What to do: Leave out the pictures and transcribe everything else exactly.
====== Record list
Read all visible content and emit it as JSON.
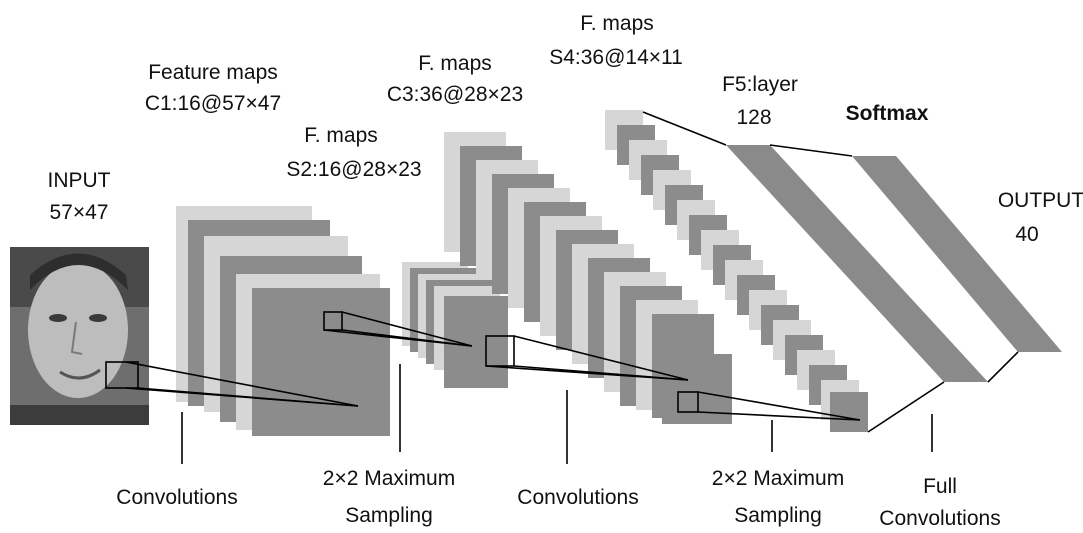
{
  "labels": {
    "input_title": "INPUT",
    "input_size": "57×47",
    "c1_title": "Feature maps",
    "c1_size": "C1:16@57×47",
    "s2_title": "F. maps",
    "s2_size": "S2:16@28×23",
    "c3_title": "F. maps",
    "c3_size": "C3:36@28×23",
    "s4_title": "F. maps",
    "s4_size": "S4:36@14×11",
    "f5_title": "F5:layer",
    "f5_size": "128",
    "softmax": "Softmax",
    "output_title": "OUTPUT",
    "output_size": "40"
  },
  "operations": {
    "conv1": "Convolutions",
    "pool1_line1": "2×2 Maximum",
    "pool1_line2": "Sampling",
    "conv2": "Convolutions",
    "pool2_line1": "2×2 Maximum",
    "pool2_line2": "Sampling",
    "full_line1": "Full",
    "full_line2": "Convolutions"
  },
  "colors": {
    "map_light": "#d6d6d6",
    "map_dark": "#8c8c8c",
    "layer_fill": "#8a8a8a"
  }
}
============
Correct result:
Read all visible content and emit it as JSON.
{
  "labels": {
    "input_title": "INPUT",
    "input_size": "57×47",
    "c1_title": "Feature maps",
    "c1_size": "C1:16@57×47",
    "s2_title": "F. maps",
    "s2_size": "S2:16@28×23",
    "c3_title": "F. maps",
    "c3_size": "C3:36@28×23",
    "s4_title": "F. maps",
    "s4_size": "S4:36@14×11",
    "f5_title": "F5:layer",
    "f5_size": "128",
    "softmax": "Softmax",
    "output_title": "OUTPUT",
    "output_size": "40"
  },
  "operations": {
    "conv1": "Convolutions",
    "pool1_line1": "2×2 Maximum",
    "pool1_line2": "Sampling",
    "conv2": "Convolutions",
    "pool2_line1": "2×2 Maximum",
    "pool2_line2": "Sampling",
    "full_line1": "Full",
    "full_line2": "Convolutions"
  },
  "colors": {
    "map_light": "#d6d6d6",
    "map_dark": "#8c8c8c",
    "layer_fill": "#8a8a8a"
  }
}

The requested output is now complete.